- [TASK PROMPT]: Set down every record once more, exactly as given.
* begin *
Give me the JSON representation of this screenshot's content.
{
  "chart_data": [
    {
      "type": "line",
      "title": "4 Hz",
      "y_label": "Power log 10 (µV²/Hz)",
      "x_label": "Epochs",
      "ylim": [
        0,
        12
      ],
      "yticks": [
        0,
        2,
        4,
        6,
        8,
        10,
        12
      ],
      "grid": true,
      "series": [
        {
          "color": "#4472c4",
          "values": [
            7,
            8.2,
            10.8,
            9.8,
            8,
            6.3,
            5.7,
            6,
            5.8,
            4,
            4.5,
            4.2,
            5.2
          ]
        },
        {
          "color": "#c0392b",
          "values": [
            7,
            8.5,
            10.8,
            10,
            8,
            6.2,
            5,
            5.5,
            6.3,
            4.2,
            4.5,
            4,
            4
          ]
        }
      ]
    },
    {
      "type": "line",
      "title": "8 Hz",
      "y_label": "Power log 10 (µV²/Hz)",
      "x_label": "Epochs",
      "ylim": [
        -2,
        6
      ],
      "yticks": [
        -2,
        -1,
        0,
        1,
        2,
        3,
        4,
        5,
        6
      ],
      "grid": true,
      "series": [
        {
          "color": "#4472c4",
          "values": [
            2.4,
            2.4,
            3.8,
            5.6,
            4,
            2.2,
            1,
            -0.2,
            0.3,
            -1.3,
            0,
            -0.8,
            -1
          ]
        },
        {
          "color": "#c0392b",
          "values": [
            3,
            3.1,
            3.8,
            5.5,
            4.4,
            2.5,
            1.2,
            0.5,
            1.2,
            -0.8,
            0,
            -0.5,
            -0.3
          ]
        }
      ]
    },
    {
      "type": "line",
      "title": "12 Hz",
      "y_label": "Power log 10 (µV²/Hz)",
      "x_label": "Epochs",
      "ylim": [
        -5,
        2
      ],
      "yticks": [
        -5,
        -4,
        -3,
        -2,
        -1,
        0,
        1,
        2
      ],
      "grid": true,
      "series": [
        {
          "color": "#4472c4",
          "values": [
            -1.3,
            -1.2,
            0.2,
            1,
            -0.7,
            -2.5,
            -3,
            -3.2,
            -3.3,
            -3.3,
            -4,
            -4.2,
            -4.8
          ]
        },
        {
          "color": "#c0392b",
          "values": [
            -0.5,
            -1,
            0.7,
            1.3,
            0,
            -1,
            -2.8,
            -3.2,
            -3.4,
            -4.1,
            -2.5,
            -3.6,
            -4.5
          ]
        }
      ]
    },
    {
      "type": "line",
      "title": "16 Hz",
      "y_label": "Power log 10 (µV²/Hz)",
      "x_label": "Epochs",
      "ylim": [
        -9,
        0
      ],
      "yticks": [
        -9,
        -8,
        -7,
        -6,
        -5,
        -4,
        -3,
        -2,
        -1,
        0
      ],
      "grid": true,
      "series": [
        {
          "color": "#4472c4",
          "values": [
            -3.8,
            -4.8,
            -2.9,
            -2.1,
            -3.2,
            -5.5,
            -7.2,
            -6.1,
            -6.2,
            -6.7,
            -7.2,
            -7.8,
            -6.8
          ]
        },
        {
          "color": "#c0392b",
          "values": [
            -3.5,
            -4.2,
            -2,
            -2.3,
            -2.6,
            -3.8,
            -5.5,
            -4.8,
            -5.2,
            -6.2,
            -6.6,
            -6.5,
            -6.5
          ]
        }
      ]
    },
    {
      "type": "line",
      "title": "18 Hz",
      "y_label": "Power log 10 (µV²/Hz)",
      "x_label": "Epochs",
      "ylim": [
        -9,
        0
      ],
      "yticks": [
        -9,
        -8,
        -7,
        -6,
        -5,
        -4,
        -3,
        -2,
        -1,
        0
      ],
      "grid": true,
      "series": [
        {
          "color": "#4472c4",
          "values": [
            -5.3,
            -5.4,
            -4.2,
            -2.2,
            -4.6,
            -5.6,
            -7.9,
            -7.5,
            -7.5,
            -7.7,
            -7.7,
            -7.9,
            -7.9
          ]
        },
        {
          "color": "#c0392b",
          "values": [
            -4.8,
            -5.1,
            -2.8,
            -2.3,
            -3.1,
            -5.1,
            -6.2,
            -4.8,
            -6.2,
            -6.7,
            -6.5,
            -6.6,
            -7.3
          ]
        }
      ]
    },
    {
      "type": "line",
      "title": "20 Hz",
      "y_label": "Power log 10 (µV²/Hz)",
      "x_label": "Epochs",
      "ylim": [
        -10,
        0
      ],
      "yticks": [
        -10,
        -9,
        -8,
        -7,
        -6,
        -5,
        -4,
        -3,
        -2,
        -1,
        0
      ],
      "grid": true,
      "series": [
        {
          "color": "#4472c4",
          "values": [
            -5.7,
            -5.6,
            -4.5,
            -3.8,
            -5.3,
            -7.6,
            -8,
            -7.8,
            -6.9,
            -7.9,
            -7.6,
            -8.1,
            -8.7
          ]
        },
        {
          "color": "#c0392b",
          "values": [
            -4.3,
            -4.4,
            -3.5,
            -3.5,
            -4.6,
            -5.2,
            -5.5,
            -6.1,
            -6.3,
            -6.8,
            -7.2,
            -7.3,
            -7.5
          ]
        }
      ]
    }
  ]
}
* end *
- [OUTPUT OF THE TASK]:
Give me the JSON representation of this screenshot's content.
{
  "chart_data": [
    {
      "type": "line",
      "title": "4 Hz",
      "y_label": "Power log 10 (µV²/Hz)",
      "x_label": "Epochs",
      "ylim": [
        0,
        12
      ],
      "yticks": [
        0,
        2,
        4,
        6,
        8,
        10,
        12
      ],
      "grid": true,
      "series": [
        {
          "color": "#4472c4",
          "values": [
            7,
            8.2,
            10.8,
            9.8,
            8,
            6.3,
            5.7,
            6,
            5.8,
            4,
            4.5,
            4.2,
            5.2
          ]
        },
        {
          "color": "#c0392b",
          "values": [
            7,
            8.5,
            10.8,
            10,
            8,
            6.2,
            5,
            5.5,
            6.3,
            4.2,
            4.5,
            4,
            4
          ]
        }
      ]
    },
    {
      "type": "line",
      "title": "8 Hz",
      "y_label": "Power log 10 (µV²/Hz)",
      "x_label": "Epochs",
      "ylim": [
        -2,
        6
      ],
      "yticks": [
        -2,
        -1,
        0,
        1,
        2,
        3,
        4,
        5,
        6
      ],
      "grid": true,
      "series": [
        {
          "color": "#4472c4",
          "values": [
            2.4,
            2.4,
            3.8,
            5.6,
            4,
            2.2,
            1,
            -0.2,
            0.3,
            -1.3,
            0,
            -0.8,
            -1
          ]
        },
        {
          "color": "#c0392b",
          "values": [
            3,
            3.1,
            3.8,
            5.5,
            4.4,
            2.5,
            1.2,
            0.5,
            1.2,
            -0.8,
            0,
            -0.5,
            -0.3
          ]
        }
      ]
    },
    {
      "type": "line",
      "title": "12 Hz",
      "y_label": "Power log 10 (µV²/Hz)",
      "x_label": "Epochs",
      "ylim": [
        -5,
        2
      ],
      "yticks": [
        -5,
        -4,
        -3,
        -2,
        -1,
        0,
        1,
        2
      ],
      "grid": true,
      "series": [
        {
          "color": "#4472c4",
          "values": [
            -1.3,
            -1.2,
            0.2,
            1,
            -0.7,
            -2.5,
            -3,
            -3.2,
            -3.3,
            -3.3,
            -4,
            -4.2,
            -4.8
          ]
        },
        {
          "color": "#c0392b",
          "values": [
            -0.5,
            -1,
            0.7,
            1.3,
            0,
            -1,
            -2.8,
            -3.2,
            -3.4,
            -4.1,
            -2.5,
            -3.6,
            -4.5
          ]
        }
      ]
    },
    {
      "type": "line",
      "title": "16 Hz",
      "y_label": "Power log 10 (µV²/Hz)",
      "x_label": "Epochs",
      "ylim": [
        -9,
        0
      ],
      "yticks": [
        -9,
        -8,
        -7,
        -6,
        -5,
        -4,
        -3,
        -2,
        -1,
        0
      ],
      "grid": true,
      "series": [
        {
          "color": "#4472c4",
          "values": [
            -3.8,
            -4.8,
            -2.9,
            -2.1,
            -3.2,
            -5.5,
            -7.2,
            -6.1,
            -6.2,
            -6.7,
            -7.2,
            -7.8,
            -6.8
          ]
        },
        {
          "color": "#c0392b",
          "values": [
            -3.5,
            -4.2,
            -2,
            -2.3,
            -2.6,
            -3.8,
            -5.5,
            -4.8,
            -5.2,
            -6.2,
            -6.6,
            -6.5,
            -6.5
          ]
        }
      ]
    },
    {
      "type": "line",
      "title": "18 Hz",
      "y_label": "Power log 10 (µV²/Hz)",
      "x_label": "Epochs",
      "ylim": [
        -9,
        0
      ],
      "yticks": [
        -9,
        -8,
        -7,
        -6,
        -5,
        -4,
        -3,
        -2,
        -1,
        0
      ],
      "grid": true,
      "series": [
        {
          "color": "#4472c4",
          "values": [
            -5.3,
            -5.4,
            -4.2,
            -2.2,
            -4.6,
            -5.6,
            -7.9,
            -7.5,
            -7.5,
            -7.7,
            -7.7,
            -7.9,
            -7.9
          ]
        },
        {
          "color": "#c0392b",
          "values": [
            -4.8,
            -5.1,
            -2.8,
            -2.3,
            -3.1,
            -5.1,
            -6.2,
            -4.8,
            -6.2,
            -6.7,
            -6.5,
            -6.6,
            -7.3
          ]
        }
      ]
    },
    {
      "type": "line",
      "title": "20 Hz",
      "y_label": "Power log 10 (µV²/Hz)",
      "x_label": "Epochs",
      "ylim": [
        -10,
        0
      ],
      "yticks": [
        -10,
        -9,
        -8,
        -7,
        -6,
        -5,
        -4,
        -3,
        -2,
        -1,
        0
      ],
      "grid": true,
      "series": [
        {
          "color": "#4472c4",
          "values": [
            -5.7,
            -5.6,
            -4.5,
            -3.8,
            -5.3,
            -7.6,
            -8,
            -7.8,
            -6.9,
            -7.9,
            -7.6,
            -8.1,
            -8.7
          ]
        },
        {
          "color": "#c0392b",
          "values": [
            -4.3,
            -4.4,
            -3.5,
            -3.5,
            -4.6,
            -5.2,
            -5.5,
            -6.1,
            -6.3,
            -6.8,
            -7.2,
            -7.3,
            -7.5
          ]
        }
      ]
    }
  ]
}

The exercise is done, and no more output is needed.